======== Dataset excerpts
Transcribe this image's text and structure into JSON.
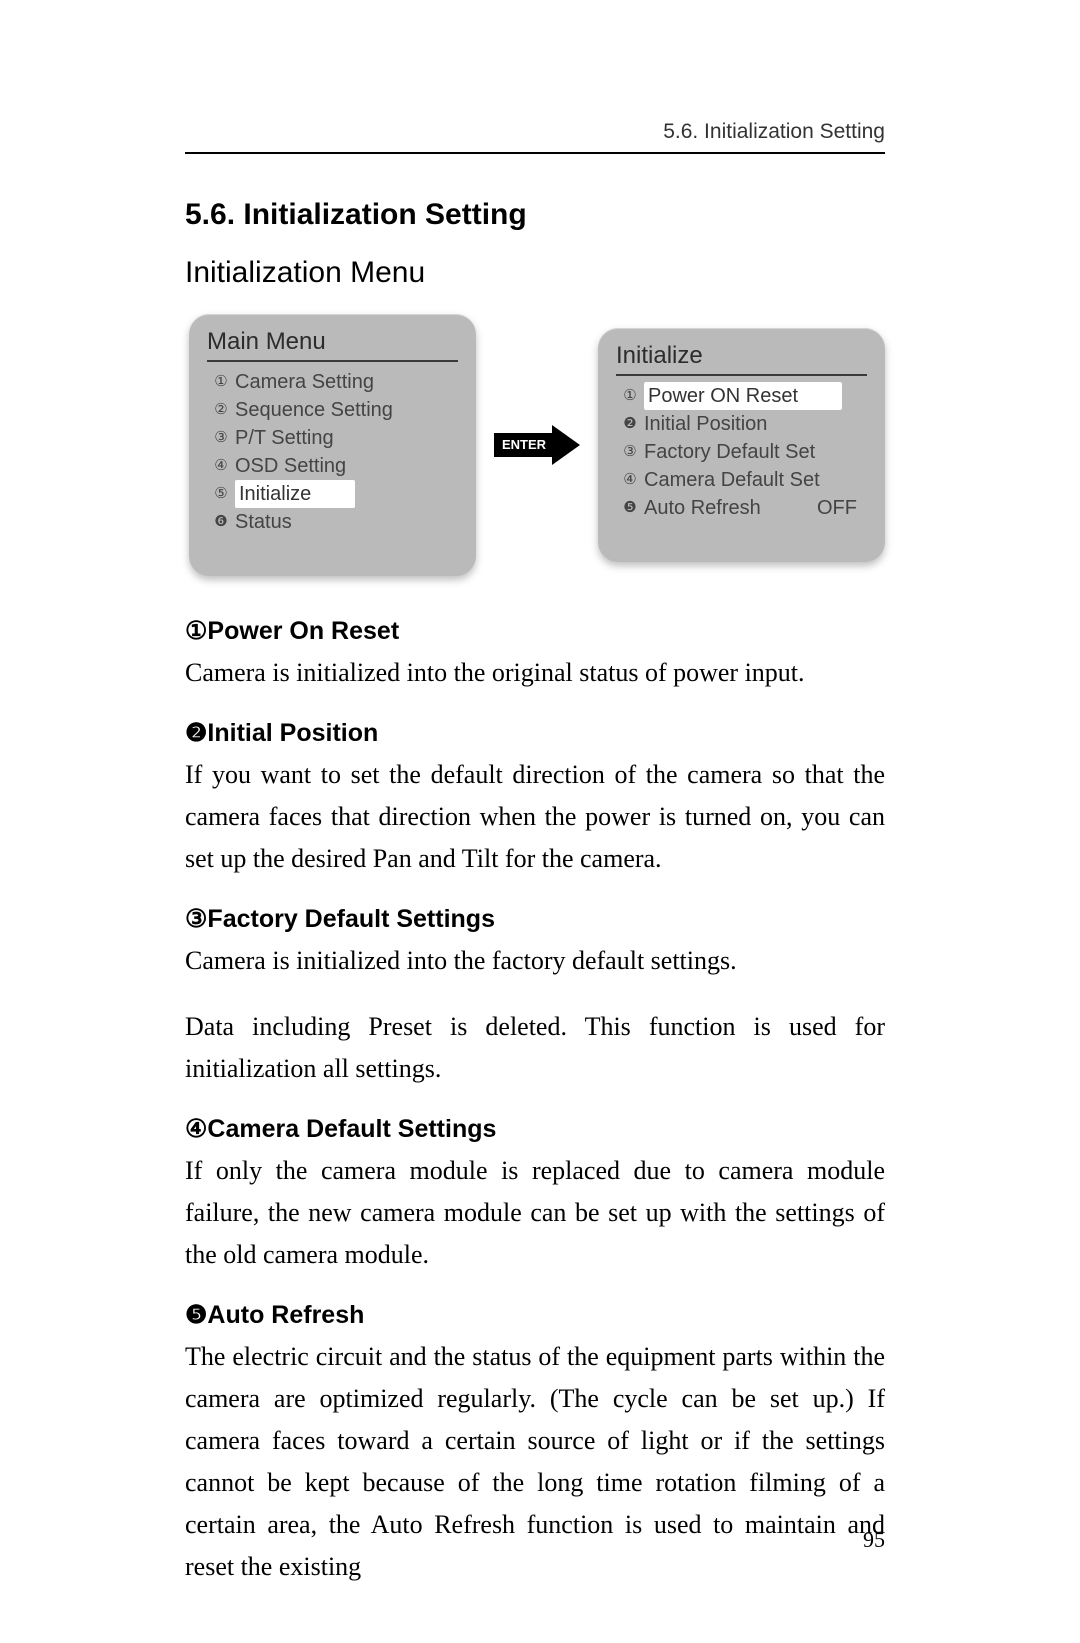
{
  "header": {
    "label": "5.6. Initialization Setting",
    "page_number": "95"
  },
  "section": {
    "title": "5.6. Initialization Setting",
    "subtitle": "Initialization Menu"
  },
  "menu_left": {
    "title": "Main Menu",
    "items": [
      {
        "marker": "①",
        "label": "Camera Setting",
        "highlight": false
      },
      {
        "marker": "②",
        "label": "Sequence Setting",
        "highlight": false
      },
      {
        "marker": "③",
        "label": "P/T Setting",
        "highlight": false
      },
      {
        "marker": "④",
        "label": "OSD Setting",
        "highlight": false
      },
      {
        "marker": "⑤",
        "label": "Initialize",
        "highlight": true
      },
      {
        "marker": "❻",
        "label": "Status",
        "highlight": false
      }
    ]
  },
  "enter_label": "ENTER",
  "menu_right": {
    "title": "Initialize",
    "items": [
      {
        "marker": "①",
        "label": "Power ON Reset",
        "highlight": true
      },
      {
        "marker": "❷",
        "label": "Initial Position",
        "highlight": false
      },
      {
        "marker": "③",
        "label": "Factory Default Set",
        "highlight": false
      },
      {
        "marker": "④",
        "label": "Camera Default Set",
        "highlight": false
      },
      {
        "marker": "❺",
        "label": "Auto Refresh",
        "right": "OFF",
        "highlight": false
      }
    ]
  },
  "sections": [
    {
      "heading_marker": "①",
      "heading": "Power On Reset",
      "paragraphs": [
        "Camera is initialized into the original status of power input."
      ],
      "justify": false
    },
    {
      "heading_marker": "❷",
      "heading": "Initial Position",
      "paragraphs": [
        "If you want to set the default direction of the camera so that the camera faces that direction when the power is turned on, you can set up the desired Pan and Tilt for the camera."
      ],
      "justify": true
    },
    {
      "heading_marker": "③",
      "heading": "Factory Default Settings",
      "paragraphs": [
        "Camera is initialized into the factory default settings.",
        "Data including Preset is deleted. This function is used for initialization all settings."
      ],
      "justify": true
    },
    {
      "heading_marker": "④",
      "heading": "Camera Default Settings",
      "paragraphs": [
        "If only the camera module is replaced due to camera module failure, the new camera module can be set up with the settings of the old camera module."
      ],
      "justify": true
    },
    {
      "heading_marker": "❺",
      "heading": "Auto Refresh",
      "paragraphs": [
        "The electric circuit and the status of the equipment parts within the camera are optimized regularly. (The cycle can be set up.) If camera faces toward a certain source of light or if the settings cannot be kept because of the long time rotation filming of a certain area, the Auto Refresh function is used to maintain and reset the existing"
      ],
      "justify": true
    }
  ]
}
================
======== Dataset excerpts
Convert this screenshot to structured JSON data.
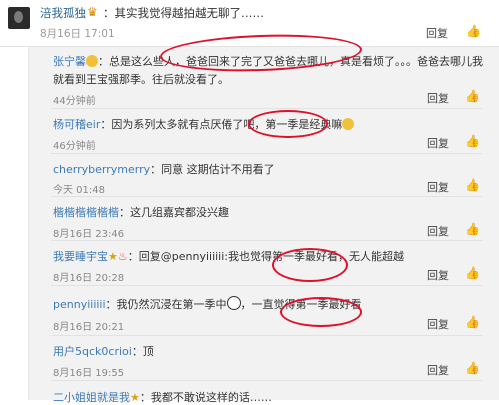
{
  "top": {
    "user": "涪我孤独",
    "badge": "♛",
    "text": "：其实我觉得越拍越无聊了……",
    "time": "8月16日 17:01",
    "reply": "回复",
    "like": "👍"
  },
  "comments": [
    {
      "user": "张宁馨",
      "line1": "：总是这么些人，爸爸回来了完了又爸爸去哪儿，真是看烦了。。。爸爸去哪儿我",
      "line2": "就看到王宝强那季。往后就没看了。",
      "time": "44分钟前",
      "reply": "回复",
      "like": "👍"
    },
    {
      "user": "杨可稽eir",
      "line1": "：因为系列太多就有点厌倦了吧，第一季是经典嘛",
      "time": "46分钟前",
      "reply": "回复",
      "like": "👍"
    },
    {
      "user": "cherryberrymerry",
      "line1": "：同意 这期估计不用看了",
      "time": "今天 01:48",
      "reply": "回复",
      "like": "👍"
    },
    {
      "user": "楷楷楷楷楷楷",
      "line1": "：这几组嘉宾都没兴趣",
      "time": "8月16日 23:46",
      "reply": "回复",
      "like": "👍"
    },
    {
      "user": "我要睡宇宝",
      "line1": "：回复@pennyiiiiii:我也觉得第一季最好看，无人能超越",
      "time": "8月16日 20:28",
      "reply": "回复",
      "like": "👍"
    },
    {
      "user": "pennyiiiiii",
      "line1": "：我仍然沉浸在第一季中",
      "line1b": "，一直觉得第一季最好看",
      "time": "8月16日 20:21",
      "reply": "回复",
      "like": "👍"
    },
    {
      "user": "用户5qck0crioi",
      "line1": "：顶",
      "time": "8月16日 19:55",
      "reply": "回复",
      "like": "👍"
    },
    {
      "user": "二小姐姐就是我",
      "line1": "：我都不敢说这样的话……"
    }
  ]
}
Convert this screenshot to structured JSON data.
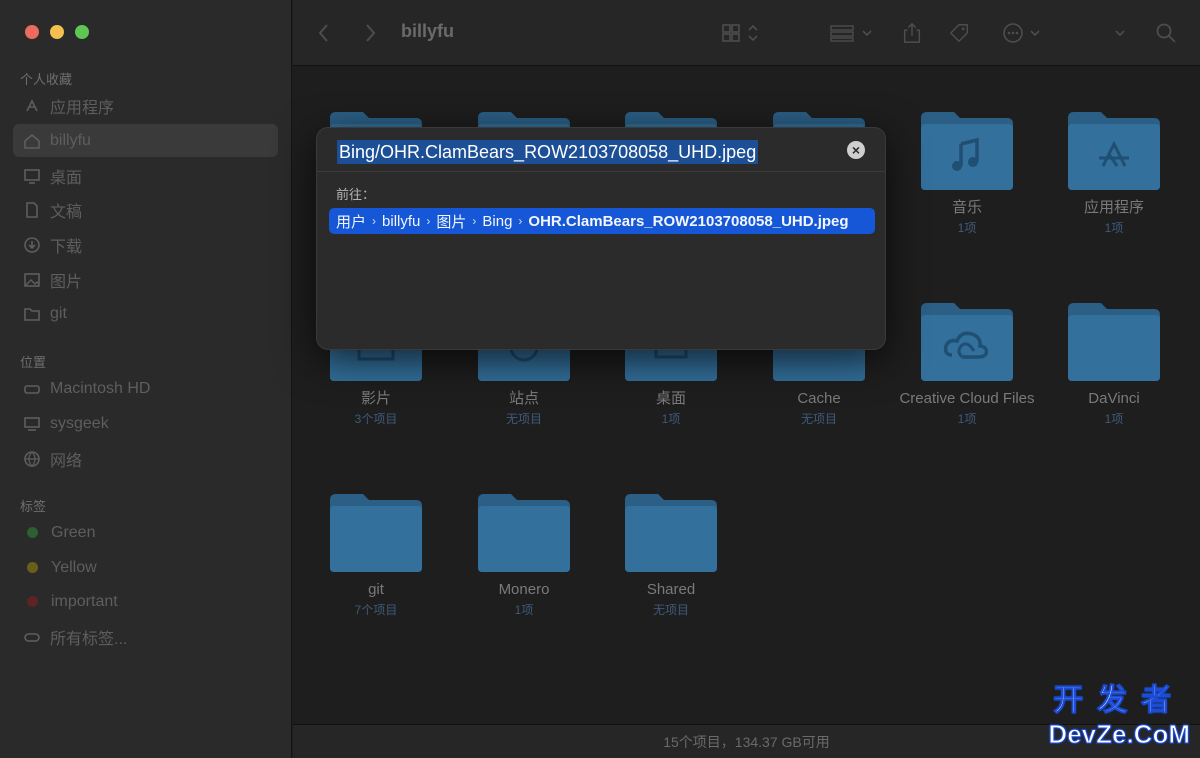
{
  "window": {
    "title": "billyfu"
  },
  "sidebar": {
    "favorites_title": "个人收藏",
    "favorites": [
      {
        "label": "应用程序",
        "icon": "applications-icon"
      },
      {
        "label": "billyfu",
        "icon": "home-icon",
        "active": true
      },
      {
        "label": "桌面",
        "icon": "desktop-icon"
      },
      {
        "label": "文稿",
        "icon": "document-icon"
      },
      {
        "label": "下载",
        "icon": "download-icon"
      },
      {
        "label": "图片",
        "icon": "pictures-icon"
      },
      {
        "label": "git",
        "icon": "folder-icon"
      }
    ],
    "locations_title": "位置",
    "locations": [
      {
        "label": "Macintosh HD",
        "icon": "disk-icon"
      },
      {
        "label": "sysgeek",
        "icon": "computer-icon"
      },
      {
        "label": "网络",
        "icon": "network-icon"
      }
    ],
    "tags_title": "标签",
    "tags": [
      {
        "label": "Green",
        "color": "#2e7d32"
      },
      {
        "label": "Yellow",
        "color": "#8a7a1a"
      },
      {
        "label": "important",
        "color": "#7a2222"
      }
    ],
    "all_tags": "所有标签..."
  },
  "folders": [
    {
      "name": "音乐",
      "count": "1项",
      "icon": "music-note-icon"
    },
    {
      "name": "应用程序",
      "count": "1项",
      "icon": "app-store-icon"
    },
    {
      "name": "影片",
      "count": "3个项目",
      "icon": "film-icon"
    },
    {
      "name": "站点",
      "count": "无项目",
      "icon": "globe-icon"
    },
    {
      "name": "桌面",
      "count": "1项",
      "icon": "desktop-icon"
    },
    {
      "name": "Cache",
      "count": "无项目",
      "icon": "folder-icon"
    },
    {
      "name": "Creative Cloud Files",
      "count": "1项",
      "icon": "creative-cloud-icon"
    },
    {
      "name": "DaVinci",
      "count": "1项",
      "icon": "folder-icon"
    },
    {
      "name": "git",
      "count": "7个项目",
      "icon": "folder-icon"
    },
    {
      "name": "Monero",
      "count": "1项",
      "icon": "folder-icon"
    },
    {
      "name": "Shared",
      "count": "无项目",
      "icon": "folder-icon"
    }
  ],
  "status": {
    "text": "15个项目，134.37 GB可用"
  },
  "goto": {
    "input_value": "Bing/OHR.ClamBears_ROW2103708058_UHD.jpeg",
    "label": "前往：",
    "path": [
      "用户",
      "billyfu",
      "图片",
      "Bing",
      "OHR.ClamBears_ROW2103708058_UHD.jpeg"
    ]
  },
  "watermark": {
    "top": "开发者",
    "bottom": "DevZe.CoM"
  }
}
================
======== Dataset excerpts
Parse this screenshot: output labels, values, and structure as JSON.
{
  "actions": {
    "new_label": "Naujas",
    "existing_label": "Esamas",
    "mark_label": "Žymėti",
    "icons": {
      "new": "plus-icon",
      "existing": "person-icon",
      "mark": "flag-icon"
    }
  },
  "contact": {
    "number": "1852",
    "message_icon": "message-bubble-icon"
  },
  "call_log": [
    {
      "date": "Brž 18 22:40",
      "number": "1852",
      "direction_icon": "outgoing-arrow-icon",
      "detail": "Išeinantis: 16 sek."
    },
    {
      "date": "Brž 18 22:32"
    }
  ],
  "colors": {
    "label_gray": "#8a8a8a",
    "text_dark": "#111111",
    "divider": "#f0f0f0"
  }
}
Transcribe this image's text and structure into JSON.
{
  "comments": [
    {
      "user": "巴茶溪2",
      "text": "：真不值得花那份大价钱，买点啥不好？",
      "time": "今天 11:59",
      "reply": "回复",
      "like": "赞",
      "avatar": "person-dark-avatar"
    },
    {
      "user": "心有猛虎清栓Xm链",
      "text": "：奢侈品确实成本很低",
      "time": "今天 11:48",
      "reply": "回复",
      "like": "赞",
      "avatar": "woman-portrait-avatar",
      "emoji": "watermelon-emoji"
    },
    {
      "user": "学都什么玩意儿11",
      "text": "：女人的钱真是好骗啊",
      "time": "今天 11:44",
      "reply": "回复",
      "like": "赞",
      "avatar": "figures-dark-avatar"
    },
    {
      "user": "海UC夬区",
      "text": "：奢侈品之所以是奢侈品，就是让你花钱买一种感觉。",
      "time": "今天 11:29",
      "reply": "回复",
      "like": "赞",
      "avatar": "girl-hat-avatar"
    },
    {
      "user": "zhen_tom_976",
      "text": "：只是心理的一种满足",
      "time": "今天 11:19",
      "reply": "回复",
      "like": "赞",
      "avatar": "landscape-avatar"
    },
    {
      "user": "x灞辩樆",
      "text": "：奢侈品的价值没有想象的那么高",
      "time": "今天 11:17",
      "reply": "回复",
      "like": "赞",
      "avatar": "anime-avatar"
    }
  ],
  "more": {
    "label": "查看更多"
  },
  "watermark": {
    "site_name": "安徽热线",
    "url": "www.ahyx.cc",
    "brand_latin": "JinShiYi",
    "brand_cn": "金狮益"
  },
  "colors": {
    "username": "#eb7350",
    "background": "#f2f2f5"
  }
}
================
From the listing above, copy every line that holds the string "person".

      "existing": "person-icon",
      "avatar": "person-dark-avatar"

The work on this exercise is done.